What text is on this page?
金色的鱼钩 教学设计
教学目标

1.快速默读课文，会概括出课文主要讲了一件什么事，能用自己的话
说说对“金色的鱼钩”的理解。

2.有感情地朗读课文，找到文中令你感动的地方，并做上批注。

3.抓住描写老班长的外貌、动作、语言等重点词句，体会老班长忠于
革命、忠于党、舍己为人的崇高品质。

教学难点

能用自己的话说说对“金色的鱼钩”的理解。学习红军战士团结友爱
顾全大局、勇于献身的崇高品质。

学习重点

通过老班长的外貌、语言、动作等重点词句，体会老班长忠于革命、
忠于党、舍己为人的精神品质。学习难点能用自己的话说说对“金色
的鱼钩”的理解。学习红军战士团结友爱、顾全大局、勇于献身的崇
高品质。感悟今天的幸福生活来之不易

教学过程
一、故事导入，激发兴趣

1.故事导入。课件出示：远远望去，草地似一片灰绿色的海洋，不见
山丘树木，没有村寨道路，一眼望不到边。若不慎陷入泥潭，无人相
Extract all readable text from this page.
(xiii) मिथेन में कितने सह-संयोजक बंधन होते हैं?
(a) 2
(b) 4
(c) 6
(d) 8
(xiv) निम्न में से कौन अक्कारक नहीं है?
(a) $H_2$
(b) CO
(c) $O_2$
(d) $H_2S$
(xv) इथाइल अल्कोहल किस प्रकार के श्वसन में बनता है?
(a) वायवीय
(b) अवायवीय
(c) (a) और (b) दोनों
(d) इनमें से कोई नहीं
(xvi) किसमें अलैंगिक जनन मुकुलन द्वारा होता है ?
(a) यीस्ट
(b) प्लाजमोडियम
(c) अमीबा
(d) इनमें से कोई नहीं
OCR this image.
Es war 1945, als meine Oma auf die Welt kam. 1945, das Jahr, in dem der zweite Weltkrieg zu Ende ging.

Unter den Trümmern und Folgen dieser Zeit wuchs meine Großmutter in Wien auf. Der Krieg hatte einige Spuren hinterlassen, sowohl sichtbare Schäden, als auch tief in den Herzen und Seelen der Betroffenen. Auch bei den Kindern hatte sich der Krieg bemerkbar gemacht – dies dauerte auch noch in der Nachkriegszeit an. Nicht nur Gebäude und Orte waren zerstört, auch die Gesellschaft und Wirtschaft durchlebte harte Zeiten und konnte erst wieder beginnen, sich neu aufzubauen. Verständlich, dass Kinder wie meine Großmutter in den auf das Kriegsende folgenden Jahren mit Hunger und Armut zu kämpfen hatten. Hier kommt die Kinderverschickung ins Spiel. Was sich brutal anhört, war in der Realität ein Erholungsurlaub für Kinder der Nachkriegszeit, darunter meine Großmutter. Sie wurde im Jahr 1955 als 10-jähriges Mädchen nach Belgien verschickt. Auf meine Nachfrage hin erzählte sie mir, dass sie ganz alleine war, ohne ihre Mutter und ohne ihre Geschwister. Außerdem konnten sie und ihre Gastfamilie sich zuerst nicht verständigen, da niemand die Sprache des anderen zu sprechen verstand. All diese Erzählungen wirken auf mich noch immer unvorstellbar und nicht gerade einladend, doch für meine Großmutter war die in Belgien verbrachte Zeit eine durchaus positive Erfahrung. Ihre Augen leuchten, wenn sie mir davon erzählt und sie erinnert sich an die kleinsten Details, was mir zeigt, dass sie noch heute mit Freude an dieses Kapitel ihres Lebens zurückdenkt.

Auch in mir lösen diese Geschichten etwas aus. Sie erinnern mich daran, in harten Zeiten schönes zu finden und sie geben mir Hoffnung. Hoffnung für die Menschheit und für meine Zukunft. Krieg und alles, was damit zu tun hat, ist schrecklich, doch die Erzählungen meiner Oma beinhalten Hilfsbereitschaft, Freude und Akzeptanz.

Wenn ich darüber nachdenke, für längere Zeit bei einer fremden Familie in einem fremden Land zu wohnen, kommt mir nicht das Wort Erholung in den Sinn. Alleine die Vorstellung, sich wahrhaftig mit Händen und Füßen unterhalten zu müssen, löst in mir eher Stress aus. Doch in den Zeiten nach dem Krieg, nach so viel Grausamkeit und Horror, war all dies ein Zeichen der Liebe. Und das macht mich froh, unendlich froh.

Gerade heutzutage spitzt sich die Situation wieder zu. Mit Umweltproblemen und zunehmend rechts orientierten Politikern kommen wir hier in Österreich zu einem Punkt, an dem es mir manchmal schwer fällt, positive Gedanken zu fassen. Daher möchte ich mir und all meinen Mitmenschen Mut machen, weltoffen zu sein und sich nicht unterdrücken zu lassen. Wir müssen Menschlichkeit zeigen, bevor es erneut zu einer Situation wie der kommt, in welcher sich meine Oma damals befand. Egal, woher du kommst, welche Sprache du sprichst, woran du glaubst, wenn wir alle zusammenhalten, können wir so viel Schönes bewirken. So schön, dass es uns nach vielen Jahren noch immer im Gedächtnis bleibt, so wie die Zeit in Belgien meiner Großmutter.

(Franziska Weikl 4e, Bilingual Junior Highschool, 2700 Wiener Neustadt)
____
Return the listing above word for word.

What text is on this page?
金色的鱼钩 教学设计
教学目标

1.快速默读课文，会概括出课文主要讲了一件什么事，能用自己的话
说说对“金色的鱼钩”的理解。

2.有感情地朗读课文，找到文中令你感动的地方，并做上批注。

3.抓住描写老班长的外貌、动作、语言等重点词句，体会老班长忠于
革命、忠于党、舍己为人的崇高品质。

教学难点

能用自己的话说说对“金色的鱼钩”的理解。学习红军战士团结友爱
顾全大局、勇于献身的崇高品质。

学习重点

通过老班长的外貌、语言、动作等重点词句，体会老班长忠于革命、
忠于党、舍己为人的精神品质。学习难点能用自己的话说说对“金色
的鱼钩”的理解。学习红军战士团结友爱、顾全大局、勇于献身的崇
高品质。感悟今天的幸福生活来之不易

教学过程
一、故事导入，激发兴趣

1.故事导入。课件出示：远远望去，草地似一片灰绿色的海洋，不见
山丘树木，没有村寨道路，一眼望不到边。若不慎陷入泥潭，无人相
Extract all readable text from this page.
(xiii) मिथेन में कितने सह-संयोजक बंधन होते हैं?
(a) 2
(b) 4
(c) 6
(d) 8
(xiv) निम्न में से कौन अक्कारक नहीं है?
(a) $H_2$
(b) CO
(c) $O_2$
(d) $H_2S$
(xv) इथाइल अल्कोहल किस प्रकार के श्वसन में बनता है?
(a) वायवीय
(b) अवायवीय
(c) (a) और (b) दोनों
(d) इनमें से कोई नहीं
(xvi) किसमें अलैंगिक जनन मुकुलन द्वारा होता है ?
(a) यीस्ट
(b) प्लाजमोडियम
(c) अमीबा
(d) इनमें से कोई नहीं
OCR this image.
Es war 1945, als meine Oma auf die Welt kam. 1945, das Jahr, in dem der zweite Weltkrieg zu Ende ging.

Unter den Trümmern und Folgen dieser Zeit wuchs meine Großmutter in Wien auf. Der Krieg hatte einige Spuren hinterlassen, sowohl sichtbare Schäden, als auch tief in den Herzen und Seelen der Betroffenen. Auch bei den Kindern hatte sich der Krieg bemerkbar gemacht – dies dauerte auch noch in der Nachkriegszeit an. Nicht nur Gebäude und Orte waren zerstört, auch die Gesellschaft und Wirtschaft durchlebte harte Zeiten und konnte erst wieder beginnen, sich neu aufzubauen. Verständlich, dass Kinder wie meine Großmutter in den auf das Kriegsende folgenden Jahren mit Hunger und Armut zu kämpfen hatten. Hier kommt die Kinderverschickung ins Spiel. Was sich brutal anhört, war in der Realität ein Erholungsurlaub für Kinder der Nachkriegszeit, darunter meine Großmutter. Sie wurde im Jahr 1955 als 10-jähriges Mädchen nach Belgien verschickt. Auf meine Nachfrage hin erzählte sie mir, dass sie ganz alleine war, ohne ihre Mutter und ohne ihre Geschwister. Außerdem konnten sie und ihre Gastfamilie sich zuerst nicht verständigen, da niemand die Sprache des anderen zu sprechen verstand. All diese Erzählungen wirken auf mich noch immer unvorstellbar und nicht gerade einladend, doch für meine Großmutter war die in Belgien verbrachte Zeit eine durchaus positive Erfahrung. Ihre Augen leuchten, wenn sie mir davon erzählt und sie erinnert sich an die kleinsten Details, was mir zeigt, dass sie noch heute mit Freude an dieses Kapitel ihres Lebens zurückdenkt.

Auch in mir lösen diese Geschichten etwas aus. Sie erinnern mich daran, in harten Zeiten schönes zu finden und sie geben mir Hoffnung. Hoffnung für die Menschheit und für meine Zukunft. Krieg und alles, was damit zu tun hat, ist schrecklich, doch die Erzählungen meiner Oma beinhalten Hilfsbereitschaft, Freude und Akzeptanz.

Wenn ich darüber nachdenke, für längere Zeit bei einer fremden Familie in einem fremden Land zu wohnen, kommt mir nicht das Wort Erholung in den Sinn. Alleine die Vorstellung, sich wahrhaftig mit Händen und Füßen unterhalten zu müssen, löst in mir eher Stress aus. Doch in den Zeiten nach dem Krieg, nach so viel Grausamkeit und Horror, war all dies ein Zeichen der Liebe. Und das macht mich froh, unendlich froh.

Gerade heutzutage spitzt sich die Situation wieder zu. Mit Umweltproblemen und zunehmend rechts orientierten Politikern kommen wir hier in Österreich zu einem Punkt, an dem es mir manchmal schwer fällt, positive Gedanken zu fassen. Daher möchte ich mir und all meinen Mitmenschen Mut machen, weltoffen zu sein und sich nicht unterdrücken zu lassen. Wir müssen Menschlichkeit zeigen, bevor es erneut zu einer Situation wie der kommt, in welcher sich meine Oma damals befand. Egal, woher du kommst, welche Sprache du sprichst, woran du glaubst, wenn wir alle zusammenhalten, können wir so viel Schönes bewirken. So schön, dass es uns nach vielen Jahren noch immer im Gedächtnis bleibt, so wie die Zeit in Belgien meiner Großmutter.

(Franziska Weikl 4e, Bilingual Junior Highschool, 2700 Wiener Neustadt)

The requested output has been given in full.